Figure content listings
-- start --

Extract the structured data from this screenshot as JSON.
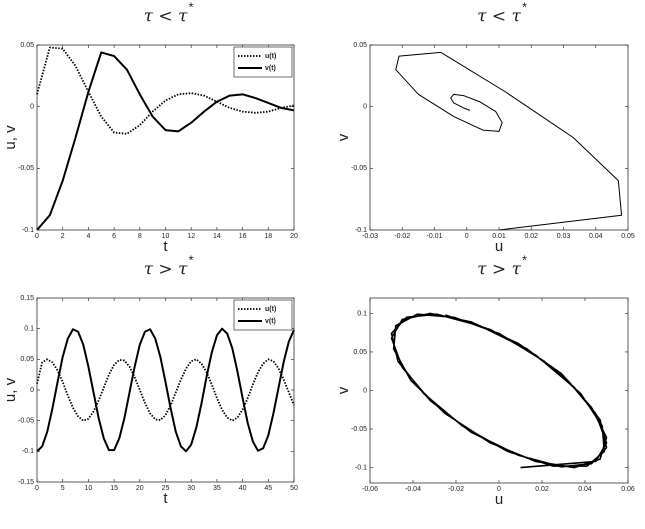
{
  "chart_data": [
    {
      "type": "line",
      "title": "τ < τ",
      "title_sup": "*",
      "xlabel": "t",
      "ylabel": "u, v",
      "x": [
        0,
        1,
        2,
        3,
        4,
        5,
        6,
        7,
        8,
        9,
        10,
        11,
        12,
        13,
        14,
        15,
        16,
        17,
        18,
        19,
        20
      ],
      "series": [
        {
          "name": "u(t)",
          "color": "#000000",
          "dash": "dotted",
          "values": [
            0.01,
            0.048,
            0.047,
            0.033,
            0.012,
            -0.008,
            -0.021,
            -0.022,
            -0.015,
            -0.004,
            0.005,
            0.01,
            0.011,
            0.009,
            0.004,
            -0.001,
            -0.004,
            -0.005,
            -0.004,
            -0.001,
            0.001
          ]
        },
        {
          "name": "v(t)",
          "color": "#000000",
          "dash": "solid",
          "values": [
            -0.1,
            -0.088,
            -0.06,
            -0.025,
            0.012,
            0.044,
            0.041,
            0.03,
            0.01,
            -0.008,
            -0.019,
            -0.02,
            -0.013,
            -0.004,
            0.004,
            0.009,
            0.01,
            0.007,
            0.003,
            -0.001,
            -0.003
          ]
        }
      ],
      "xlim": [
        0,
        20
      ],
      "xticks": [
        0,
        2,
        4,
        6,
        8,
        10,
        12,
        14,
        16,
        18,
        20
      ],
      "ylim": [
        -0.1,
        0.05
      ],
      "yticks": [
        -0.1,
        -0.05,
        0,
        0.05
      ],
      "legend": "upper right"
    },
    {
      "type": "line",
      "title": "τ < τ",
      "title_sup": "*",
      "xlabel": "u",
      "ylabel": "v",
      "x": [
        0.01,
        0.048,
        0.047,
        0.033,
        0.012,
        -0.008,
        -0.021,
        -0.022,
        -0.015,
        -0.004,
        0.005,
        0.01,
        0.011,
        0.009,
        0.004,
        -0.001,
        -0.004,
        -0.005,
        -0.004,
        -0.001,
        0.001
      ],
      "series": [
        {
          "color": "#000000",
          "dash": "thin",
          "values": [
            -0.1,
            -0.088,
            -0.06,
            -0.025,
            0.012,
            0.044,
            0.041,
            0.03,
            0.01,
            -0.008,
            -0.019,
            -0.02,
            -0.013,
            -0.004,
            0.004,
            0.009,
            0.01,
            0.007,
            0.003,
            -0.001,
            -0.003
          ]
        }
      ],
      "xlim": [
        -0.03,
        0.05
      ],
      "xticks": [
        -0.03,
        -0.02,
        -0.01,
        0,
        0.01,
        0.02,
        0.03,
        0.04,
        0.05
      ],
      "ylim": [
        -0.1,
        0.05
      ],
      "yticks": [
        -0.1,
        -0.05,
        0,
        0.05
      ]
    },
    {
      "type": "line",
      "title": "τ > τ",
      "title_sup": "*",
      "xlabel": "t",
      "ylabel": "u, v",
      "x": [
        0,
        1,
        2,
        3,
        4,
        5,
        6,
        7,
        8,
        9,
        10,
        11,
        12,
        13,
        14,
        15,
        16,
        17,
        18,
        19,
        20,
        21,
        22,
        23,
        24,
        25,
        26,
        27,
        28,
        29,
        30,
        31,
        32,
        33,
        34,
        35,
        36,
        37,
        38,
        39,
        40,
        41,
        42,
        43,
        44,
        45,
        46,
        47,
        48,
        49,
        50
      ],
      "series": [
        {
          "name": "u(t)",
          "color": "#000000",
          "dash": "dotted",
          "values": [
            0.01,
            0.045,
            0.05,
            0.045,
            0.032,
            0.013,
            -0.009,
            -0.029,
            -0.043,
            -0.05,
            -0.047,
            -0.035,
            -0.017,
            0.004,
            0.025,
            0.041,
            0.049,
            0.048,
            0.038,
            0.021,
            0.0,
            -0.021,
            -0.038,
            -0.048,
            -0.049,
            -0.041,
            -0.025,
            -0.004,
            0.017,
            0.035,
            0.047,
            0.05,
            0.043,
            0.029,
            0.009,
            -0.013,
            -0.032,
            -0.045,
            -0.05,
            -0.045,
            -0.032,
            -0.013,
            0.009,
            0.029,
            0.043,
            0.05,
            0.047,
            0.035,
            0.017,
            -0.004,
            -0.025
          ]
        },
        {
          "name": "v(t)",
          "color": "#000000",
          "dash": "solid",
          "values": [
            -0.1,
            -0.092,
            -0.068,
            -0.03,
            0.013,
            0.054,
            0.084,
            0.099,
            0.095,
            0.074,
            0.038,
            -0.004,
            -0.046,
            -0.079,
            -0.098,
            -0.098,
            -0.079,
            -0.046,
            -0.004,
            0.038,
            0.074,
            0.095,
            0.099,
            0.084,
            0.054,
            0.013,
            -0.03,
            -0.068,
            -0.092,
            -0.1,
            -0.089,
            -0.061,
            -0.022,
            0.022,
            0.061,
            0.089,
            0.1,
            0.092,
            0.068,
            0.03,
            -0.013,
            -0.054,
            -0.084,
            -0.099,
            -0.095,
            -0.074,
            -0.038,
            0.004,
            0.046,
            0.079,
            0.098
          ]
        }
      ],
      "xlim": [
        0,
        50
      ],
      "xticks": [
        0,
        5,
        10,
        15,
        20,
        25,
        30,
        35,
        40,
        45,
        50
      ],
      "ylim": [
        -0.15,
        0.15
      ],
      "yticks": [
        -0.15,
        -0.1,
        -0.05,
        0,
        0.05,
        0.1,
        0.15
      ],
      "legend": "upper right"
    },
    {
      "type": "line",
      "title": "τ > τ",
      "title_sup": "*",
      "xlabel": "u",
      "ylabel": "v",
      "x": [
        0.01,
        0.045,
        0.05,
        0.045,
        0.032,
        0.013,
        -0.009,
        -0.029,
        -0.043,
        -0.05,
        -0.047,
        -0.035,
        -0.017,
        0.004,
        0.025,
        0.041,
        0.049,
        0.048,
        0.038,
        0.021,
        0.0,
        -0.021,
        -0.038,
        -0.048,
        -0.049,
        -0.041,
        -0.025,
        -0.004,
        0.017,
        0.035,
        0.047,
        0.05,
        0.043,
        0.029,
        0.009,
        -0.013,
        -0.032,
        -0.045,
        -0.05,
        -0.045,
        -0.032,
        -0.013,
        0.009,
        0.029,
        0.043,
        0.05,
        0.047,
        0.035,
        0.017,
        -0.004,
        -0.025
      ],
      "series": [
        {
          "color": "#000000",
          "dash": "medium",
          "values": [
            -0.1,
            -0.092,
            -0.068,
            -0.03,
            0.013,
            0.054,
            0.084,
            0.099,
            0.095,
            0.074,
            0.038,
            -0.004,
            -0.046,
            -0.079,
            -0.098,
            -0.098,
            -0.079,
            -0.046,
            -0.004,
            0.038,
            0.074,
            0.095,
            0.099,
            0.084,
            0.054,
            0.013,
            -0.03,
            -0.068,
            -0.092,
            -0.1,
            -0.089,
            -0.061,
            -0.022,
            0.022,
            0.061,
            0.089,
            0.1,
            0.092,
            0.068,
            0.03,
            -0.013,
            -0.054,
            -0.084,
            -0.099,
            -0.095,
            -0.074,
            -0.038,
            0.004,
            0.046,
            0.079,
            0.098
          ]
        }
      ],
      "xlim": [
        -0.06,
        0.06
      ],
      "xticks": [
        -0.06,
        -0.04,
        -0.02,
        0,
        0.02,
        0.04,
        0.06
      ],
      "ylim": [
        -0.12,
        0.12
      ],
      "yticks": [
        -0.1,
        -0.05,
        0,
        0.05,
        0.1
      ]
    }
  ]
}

-- end --

▶ _Stated exercise_
Leave out the pictures and give the rest of the records again exactly.

▶ _Final result_
Extract the structured data from this screenshot as JSON.
{
  "chart_data": [
    {
      "type": "line",
      "title": "τ < τ",
      "title_sup": "*",
      "xlabel": "t",
      "ylabel": "u, v",
      "x": [
        0,
        1,
        2,
        3,
        4,
        5,
        6,
        7,
        8,
        9,
        10,
        11,
        12,
        13,
        14,
        15,
        16,
        17,
        18,
        19,
        20
      ],
      "series": [
        {
          "name": "u(t)",
          "color": "#000000",
          "dash": "dotted",
          "values": [
            0.01,
            0.048,
            0.047,
            0.033,
            0.012,
            -0.008,
            -0.021,
            -0.022,
            -0.015,
            -0.004,
            0.005,
            0.01,
            0.011,
            0.009,
            0.004,
            -0.001,
            -0.004,
            -0.005,
            -0.004,
            -0.001,
            0.001
          ]
        },
        {
          "name": "v(t)",
          "color": "#000000",
          "dash": "solid",
          "values": [
            -0.1,
            -0.088,
            -0.06,
            -0.025,
            0.012,
            0.044,
            0.041,
            0.03,
            0.01,
            -0.008,
            -0.019,
            -0.02,
            -0.013,
            -0.004,
            0.004,
            0.009,
            0.01,
            0.007,
            0.003,
            -0.001,
            -0.003
          ]
        }
      ],
      "xlim": [
        0,
        20
      ],
      "xticks": [
        0,
        2,
        4,
        6,
        8,
        10,
        12,
        14,
        16,
        18,
        20
      ],
      "ylim": [
        -0.1,
        0.05
      ],
      "yticks": [
        -0.1,
        -0.05,
        0,
        0.05
      ],
      "legend": "upper right"
    },
    {
      "type": "line",
      "title": "τ < τ",
      "title_sup": "*",
      "xlabel": "u",
      "ylabel": "v",
      "x": [
        0.01,
        0.048,
        0.047,
        0.033,
        0.012,
        -0.008,
        -0.021,
        -0.022,
        -0.015,
        -0.004,
        0.005,
        0.01,
        0.011,
        0.009,
        0.004,
        -0.001,
        -0.004,
        -0.005,
        -0.004,
        -0.001,
        0.001
      ],
      "series": [
        {
          "color": "#000000",
          "dash": "thin",
          "values": [
            -0.1,
            -0.088,
            -0.06,
            -0.025,
            0.012,
            0.044,
            0.041,
            0.03,
            0.01,
            -0.008,
            -0.019,
            -0.02,
            -0.013,
            -0.004,
            0.004,
            0.009,
            0.01,
            0.007,
            0.003,
            -0.001,
            -0.003
          ]
        }
      ],
      "xlim": [
        -0.03,
        0.05
      ],
      "xticks": [
        -0.03,
        -0.02,
        -0.01,
        0,
        0.01,
        0.02,
        0.03,
        0.04,
        0.05
      ],
      "ylim": [
        -0.1,
        0.05
      ],
      "yticks": [
        -0.1,
        -0.05,
        0,
        0.05
      ]
    },
    {
      "type": "line",
      "title": "τ > τ",
      "title_sup": "*",
      "xlabel": "t",
      "ylabel": "u, v",
      "x": [
        0,
        1,
        2,
        3,
        4,
        5,
        6,
        7,
        8,
        9,
        10,
        11,
        12,
        13,
        14,
        15,
        16,
        17,
        18,
        19,
        20,
        21,
        22,
        23,
        24,
        25,
        26,
        27,
        28,
        29,
        30,
        31,
        32,
        33,
        34,
        35,
        36,
        37,
        38,
        39,
        40,
        41,
        42,
        43,
        44,
        45,
        46,
        47,
        48,
        49,
        50
      ],
      "series": [
        {
          "name": "u(t)",
          "color": "#000000",
          "dash": "dotted",
          "values": [
            0.01,
            0.045,
            0.05,
            0.045,
            0.032,
            0.013,
            -0.009,
            -0.029,
            -0.043,
            -0.05,
            -0.047,
            -0.035,
            -0.017,
            0.004,
            0.025,
            0.041,
            0.049,
            0.048,
            0.038,
            0.021,
            0.0,
            -0.021,
            -0.038,
            -0.048,
            -0.049,
            -0.041,
            -0.025,
            -0.004,
            0.017,
            0.035,
            0.047,
            0.05,
            0.043,
            0.029,
            0.009,
            -0.013,
            -0.032,
            -0.045,
            -0.05,
            -0.045,
            -0.032,
            -0.013,
            0.009,
            0.029,
            0.043,
            0.05,
            0.047,
            0.035,
            0.017,
            -0.004,
            -0.025
          ]
        },
        {
          "name": "v(t)",
          "color": "#000000",
          "dash": "solid",
          "values": [
            -0.1,
            -0.092,
            -0.068,
            -0.03,
            0.013,
            0.054,
            0.084,
            0.099,
            0.095,
            0.074,
            0.038,
            -0.004,
            -0.046,
            -0.079,
            -0.098,
            -0.098,
            -0.079,
            -0.046,
            -0.004,
            0.038,
            0.074,
            0.095,
            0.099,
            0.084,
            0.054,
            0.013,
            -0.03,
            -0.068,
            -0.092,
            -0.1,
            -0.089,
            -0.061,
            -0.022,
            0.022,
            0.061,
            0.089,
            0.1,
            0.092,
            0.068,
            0.03,
            -0.013,
            -0.054,
            -0.084,
            -0.099,
            -0.095,
            -0.074,
            -0.038,
            0.004,
            0.046,
            0.079,
            0.098
          ]
        }
      ],
      "xlim": [
        0,
        50
      ],
      "xticks": [
        0,
        5,
        10,
        15,
        20,
        25,
        30,
        35,
        40,
        45,
        50
      ],
      "ylim": [
        -0.15,
        0.15
      ],
      "yticks": [
        -0.15,
        -0.1,
        -0.05,
        0,
        0.05,
        0.1,
        0.15
      ],
      "legend": "upper right"
    },
    {
      "type": "line",
      "title": "τ > τ",
      "title_sup": "*",
      "xlabel": "u",
      "ylabel": "v",
      "x": [
        0.01,
        0.045,
        0.05,
        0.045,
        0.032,
        0.013,
        -0.009,
        -0.029,
        -0.043,
        -0.05,
        -0.047,
        -0.035,
        -0.017,
        0.004,
        0.025,
        0.041,
        0.049,
        0.048,
        0.038,
        0.021,
        0.0,
        -0.021,
        -0.038,
        -0.048,
        -0.049,
        -0.041,
        -0.025,
        -0.004,
        0.017,
        0.035,
        0.047,
        0.05,
        0.043,
        0.029,
        0.009,
        -0.013,
        -0.032,
        -0.045,
        -0.05,
        -0.045,
        -0.032,
        -0.013,
        0.009,
        0.029,
        0.043,
        0.05,
        0.047,
        0.035,
        0.017,
        -0.004,
        -0.025
      ],
      "series": [
        {
          "color": "#000000",
          "dash": "medium",
          "values": [
            -0.1,
            -0.092,
            -0.068,
            -0.03,
            0.013,
            0.054,
            0.084,
            0.099,
            0.095,
            0.074,
            0.038,
            -0.004,
            -0.046,
            -0.079,
            -0.098,
            -0.098,
            -0.079,
            -0.046,
            -0.004,
            0.038,
            0.074,
            0.095,
            0.099,
            0.084,
            0.054,
            0.013,
            -0.03,
            -0.068,
            -0.092,
            -0.1,
            -0.089,
            -0.061,
            -0.022,
            0.022,
            0.061,
            0.089,
            0.1,
            0.092,
            0.068,
            0.03,
            -0.013,
            -0.054,
            -0.084,
            -0.099,
            -0.095,
            -0.074,
            -0.038,
            0.004,
            0.046,
            0.079,
            0.098
          ]
        }
      ],
      "xlim": [
        -0.06,
        0.06
      ],
      "xticks": [
        -0.06,
        -0.04,
        -0.02,
        0,
        0.02,
        0.04,
        0.06
      ],
      "ylim": [
        -0.12,
        0.12
      ],
      "yticks": [
        -0.1,
        -0.05,
        0,
        0.05,
        0.1
      ]
    }
  ]
}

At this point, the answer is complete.